> MATERIAL PROVIDED
........
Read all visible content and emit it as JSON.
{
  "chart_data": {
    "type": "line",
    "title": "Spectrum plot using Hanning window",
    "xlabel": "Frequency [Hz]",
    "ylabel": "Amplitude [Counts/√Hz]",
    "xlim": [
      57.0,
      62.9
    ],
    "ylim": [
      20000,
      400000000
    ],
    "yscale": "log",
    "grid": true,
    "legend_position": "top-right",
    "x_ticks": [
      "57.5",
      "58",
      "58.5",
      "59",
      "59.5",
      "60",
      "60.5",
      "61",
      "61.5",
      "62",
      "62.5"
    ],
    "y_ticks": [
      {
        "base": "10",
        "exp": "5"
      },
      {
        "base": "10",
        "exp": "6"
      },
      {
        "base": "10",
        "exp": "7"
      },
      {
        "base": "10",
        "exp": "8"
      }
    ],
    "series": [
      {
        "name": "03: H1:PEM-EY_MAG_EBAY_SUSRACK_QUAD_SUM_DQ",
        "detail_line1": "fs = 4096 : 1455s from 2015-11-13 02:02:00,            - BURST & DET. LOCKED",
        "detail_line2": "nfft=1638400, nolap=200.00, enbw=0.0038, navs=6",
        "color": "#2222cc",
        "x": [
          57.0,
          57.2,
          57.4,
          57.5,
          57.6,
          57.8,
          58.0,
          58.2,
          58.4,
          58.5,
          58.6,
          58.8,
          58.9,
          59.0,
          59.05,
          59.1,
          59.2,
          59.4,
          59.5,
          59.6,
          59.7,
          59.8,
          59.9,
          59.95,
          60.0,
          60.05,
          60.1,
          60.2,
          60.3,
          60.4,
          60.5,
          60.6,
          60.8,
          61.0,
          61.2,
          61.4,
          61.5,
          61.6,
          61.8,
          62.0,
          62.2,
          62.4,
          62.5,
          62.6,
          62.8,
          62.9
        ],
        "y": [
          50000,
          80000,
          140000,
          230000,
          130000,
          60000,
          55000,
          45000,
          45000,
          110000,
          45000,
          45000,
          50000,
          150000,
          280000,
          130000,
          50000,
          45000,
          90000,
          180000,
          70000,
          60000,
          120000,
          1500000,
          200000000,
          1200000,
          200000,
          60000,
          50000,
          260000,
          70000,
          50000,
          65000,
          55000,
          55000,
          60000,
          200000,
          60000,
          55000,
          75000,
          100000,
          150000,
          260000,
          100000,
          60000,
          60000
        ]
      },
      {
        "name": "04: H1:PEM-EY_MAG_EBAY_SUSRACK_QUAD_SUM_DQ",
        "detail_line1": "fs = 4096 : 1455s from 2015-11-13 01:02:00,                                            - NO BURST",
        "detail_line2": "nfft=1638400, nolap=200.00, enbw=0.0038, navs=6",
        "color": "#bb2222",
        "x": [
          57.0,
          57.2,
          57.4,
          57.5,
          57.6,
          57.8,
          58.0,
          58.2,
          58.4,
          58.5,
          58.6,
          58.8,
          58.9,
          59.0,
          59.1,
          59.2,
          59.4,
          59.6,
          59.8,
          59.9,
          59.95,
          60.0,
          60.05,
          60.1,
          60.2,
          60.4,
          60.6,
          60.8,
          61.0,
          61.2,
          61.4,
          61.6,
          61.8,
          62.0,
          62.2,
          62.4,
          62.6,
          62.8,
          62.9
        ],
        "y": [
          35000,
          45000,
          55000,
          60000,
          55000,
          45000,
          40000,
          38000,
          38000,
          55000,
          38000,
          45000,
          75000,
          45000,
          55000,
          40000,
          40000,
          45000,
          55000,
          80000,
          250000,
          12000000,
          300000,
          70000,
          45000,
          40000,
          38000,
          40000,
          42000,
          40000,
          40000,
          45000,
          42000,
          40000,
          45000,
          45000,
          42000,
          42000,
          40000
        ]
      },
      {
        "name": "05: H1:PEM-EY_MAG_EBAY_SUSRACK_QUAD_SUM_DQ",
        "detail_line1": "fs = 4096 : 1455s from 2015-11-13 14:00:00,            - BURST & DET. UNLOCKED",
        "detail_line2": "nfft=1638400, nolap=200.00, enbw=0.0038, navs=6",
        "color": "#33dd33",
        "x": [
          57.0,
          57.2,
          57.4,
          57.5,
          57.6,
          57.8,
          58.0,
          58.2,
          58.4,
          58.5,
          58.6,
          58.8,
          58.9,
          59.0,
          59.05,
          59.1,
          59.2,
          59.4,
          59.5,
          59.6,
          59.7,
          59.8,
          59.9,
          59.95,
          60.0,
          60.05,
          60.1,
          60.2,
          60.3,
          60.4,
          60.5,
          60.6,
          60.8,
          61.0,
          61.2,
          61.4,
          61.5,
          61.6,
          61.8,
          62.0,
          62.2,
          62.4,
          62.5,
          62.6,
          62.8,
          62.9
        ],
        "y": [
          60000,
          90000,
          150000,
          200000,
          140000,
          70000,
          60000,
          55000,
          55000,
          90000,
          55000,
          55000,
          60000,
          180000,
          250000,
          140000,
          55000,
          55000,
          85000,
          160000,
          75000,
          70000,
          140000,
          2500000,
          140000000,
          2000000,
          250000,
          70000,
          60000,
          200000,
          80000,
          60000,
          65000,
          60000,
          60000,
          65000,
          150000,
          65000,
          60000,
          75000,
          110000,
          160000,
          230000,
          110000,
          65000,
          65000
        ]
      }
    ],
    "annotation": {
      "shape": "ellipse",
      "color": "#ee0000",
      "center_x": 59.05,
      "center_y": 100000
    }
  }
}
........
> TASK DETAILS
Show the data once more, exactly as it was written.

> SOLVED EXERCISE
Read all visible content and emit it as JSON.
{
  "chart_data": {
    "type": "line",
    "title": "Spectrum plot using Hanning window",
    "xlabel": "Frequency [Hz]",
    "ylabel": "Amplitude [Counts/√Hz]",
    "xlim": [
      57.0,
      62.9
    ],
    "ylim": [
      20000,
      400000000
    ],
    "yscale": "log",
    "grid": true,
    "legend_position": "top-right",
    "x_ticks": [
      "57.5",
      "58",
      "58.5",
      "59",
      "59.5",
      "60",
      "60.5",
      "61",
      "61.5",
      "62",
      "62.5"
    ],
    "y_ticks": [
      {
        "base": "10",
        "exp": "5"
      },
      {
        "base": "10",
        "exp": "6"
      },
      {
        "base": "10",
        "exp": "7"
      },
      {
        "base": "10",
        "exp": "8"
      }
    ],
    "series": [
      {
        "name": "03: H1:PEM-EY_MAG_EBAY_SUSRACK_QUAD_SUM_DQ",
        "detail_line1": "fs = 4096 : 1455s from 2015-11-13 02:02:00,            - BURST & DET. LOCKED",
        "detail_line2": "nfft=1638400, nolap=200.00, enbw=0.0038, navs=6",
        "color": "#2222cc",
        "x": [
          57.0,
          57.2,
          57.4,
          57.5,
          57.6,
          57.8,
          58.0,
          58.2,
          58.4,
          58.5,
          58.6,
          58.8,
          58.9,
          59.0,
          59.05,
          59.1,
          59.2,
          59.4,
          59.5,
          59.6,
          59.7,
          59.8,
          59.9,
          59.95,
          60.0,
          60.05,
          60.1,
          60.2,
          60.3,
          60.4,
          60.5,
          60.6,
          60.8,
          61.0,
          61.2,
          61.4,
          61.5,
          61.6,
          61.8,
          62.0,
          62.2,
          62.4,
          62.5,
          62.6,
          62.8,
          62.9
        ],
        "y": [
          50000,
          80000,
          140000,
          230000,
          130000,
          60000,
          55000,
          45000,
          45000,
          110000,
          45000,
          45000,
          50000,
          150000,
          280000,
          130000,
          50000,
          45000,
          90000,
          180000,
          70000,
          60000,
          120000,
          1500000,
          200000000,
          1200000,
          200000,
          60000,
          50000,
          260000,
          70000,
          50000,
          65000,
          55000,
          55000,
          60000,
          200000,
          60000,
          55000,
          75000,
          100000,
          150000,
          260000,
          100000,
          60000,
          60000
        ]
      },
      {
        "name": "04: H1:PEM-EY_MAG_EBAY_SUSRACK_QUAD_SUM_DQ",
        "detail_line1": "fs = 4096 : 1455s from 2015-11-13 01:02:00,                                            - NO BURST",
        "detail_line2": "nfft=1638400, nolap=200.00, enbw=0.0038, navs=6",
        "color": "#bb2222",
        "x": [
          57.0,
          57.2,
          57.4,
          57.5,
          57.6,
          57.8,
          58.0,
          58.2,
          58.4,
          58.5,
          58.6,
          58.8,
          58.9,
          59.0,
          59.1,
          59.2,
          59.4,
          59.6,
          59.8,
          59.9,
          59.95,
          60.0,
          60.05,
          60.1,
          60.2,
          60.4,
          60.6,
          60.8,
          61.0,
          61.2,
          61.4,
          61.6,
          61.8,
          62.0,
          62.2,
          62.4,
          62.6,
          62.8,
          62.9
        ],
        "y": [
          35000,
          45000,
          55000,
          60000,
          55000,
          45000,
          40000,
          38000,
          38000,
          55000,
          38000,
          45000,
          75000,
          45000,
          55000,
          40000,
          40000,
          45000,
          55000,
          80000,
          250000,
          12000000,
          300000,
          70000,
          45000,
          40000,
          38000,
          40000,
          42000,
          40000,
          40000,
          45000,
          42000,
          40000,
          45000,
          45000,
          42000,
          42000,
          40000
        ]
      },
      {
        "name": "05: H1:PEM-EY_MAG_EBAY_SUSRACK_QUAD_SUM_DQ",
        "detail_line1": "fs = 4096 : 1455s from 2015-11-13 14:00:00,            - BURST & DET. UNLOCKED",
        "detail_line2": "nfft=1638400, nolap=200.00, enbw=0.0038, navs=6",
        "color": "#33dd33",
        "x": [
          57.0,
          57.2,
          57.4,
          57.5,
          57.6,
          57.8,
          58.0,
          58.2,
          58.4,
          58.5,
          58.6,
          58.8,
          58.9,
          59.0,
          59.05,
          59.1,
          59.2,
          59.4,
          59.5,
          59.6,
          59.7,
          59.8,
          59.9,
          59.95,
          60.0,
          60.05,
          60.1,
          60.2,
          60.3,
          60.4,
          60.5,
          60.6,
          60.8,
          61.0,
          61.2,
          61.4,
          61.5,
          61.6,
          61.8,
          62.0,
          62.2,
          62.4,
          62.5,
          62.6,
          62.8,
          62.9
        ],
        "y": [
          60000,
          90000,
          150000,
          200000,
          140000,
          70000,
          60000,
          55000,
          55000,
          90000,
          55000,
          55000,
          60000,
          180000,
          250000,
          140000,
          55000,
          55000,
          85000,
          160000,
          75000,
          70000,
          140000,
          2500000,
          140000000,
          2000000,
          250000,
          70000,
          60000,
          200000,
          80000,
          60000,
          65000,
          60000,
          60000,
          65000,
          150000,
          65000,
          60000,
          75000,
          110000,
          160000,
          230000,
          110000,
          65000,
          65000
        ]
      }
    ],
    "annotation": {
      "shape": "ellipse",
      "color": "#ee0000",
      "center_x": 59.05,
      "center_y": 100000
    }
  }
}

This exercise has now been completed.